PROBLEM STATEMENT: Copy all lines below containing "marker".

MATERIAL PROVIDED:
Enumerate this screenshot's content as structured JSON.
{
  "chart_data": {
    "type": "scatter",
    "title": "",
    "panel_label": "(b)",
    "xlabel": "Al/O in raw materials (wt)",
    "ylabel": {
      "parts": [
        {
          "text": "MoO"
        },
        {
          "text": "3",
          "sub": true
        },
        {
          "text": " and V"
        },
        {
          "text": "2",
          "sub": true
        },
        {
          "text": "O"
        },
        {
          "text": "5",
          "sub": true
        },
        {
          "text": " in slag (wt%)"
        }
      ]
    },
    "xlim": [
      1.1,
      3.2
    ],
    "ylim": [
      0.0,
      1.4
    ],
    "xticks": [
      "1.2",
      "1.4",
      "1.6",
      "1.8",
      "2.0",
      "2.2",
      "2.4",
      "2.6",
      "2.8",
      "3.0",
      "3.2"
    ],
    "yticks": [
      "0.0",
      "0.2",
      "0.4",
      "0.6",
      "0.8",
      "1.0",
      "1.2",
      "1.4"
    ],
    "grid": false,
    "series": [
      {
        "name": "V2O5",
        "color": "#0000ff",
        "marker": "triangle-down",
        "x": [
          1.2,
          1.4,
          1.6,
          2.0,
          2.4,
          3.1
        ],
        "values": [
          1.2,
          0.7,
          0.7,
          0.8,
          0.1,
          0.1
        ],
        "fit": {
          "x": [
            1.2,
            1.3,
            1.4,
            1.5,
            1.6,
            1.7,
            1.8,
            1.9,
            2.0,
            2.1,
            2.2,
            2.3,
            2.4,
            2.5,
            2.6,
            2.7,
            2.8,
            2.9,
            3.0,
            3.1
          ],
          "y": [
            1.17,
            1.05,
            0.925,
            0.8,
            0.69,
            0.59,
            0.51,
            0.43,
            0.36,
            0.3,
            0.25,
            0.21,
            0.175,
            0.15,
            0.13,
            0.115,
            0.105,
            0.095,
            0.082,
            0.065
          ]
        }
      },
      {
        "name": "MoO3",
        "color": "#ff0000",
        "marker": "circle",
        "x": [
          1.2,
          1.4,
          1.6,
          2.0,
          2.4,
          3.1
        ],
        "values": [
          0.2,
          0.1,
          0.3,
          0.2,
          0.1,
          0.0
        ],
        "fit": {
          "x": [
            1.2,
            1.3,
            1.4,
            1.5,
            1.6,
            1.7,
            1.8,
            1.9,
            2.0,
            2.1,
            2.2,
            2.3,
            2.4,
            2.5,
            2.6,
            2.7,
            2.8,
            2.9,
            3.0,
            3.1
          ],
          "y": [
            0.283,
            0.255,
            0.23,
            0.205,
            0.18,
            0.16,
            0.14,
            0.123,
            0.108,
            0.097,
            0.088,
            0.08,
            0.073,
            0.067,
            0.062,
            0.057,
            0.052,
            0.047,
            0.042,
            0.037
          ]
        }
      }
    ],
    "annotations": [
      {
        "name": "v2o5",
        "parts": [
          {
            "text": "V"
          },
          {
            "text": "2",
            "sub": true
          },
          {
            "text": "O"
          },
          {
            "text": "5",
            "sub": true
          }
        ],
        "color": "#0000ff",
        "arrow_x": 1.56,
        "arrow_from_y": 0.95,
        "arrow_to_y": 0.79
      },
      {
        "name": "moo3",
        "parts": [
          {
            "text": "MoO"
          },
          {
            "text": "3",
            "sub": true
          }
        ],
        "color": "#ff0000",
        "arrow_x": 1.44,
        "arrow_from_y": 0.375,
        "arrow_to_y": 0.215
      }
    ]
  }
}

RESPONSE TO THE EXERCISE:
        "marker": "triangle-down",
        "marker": "circle",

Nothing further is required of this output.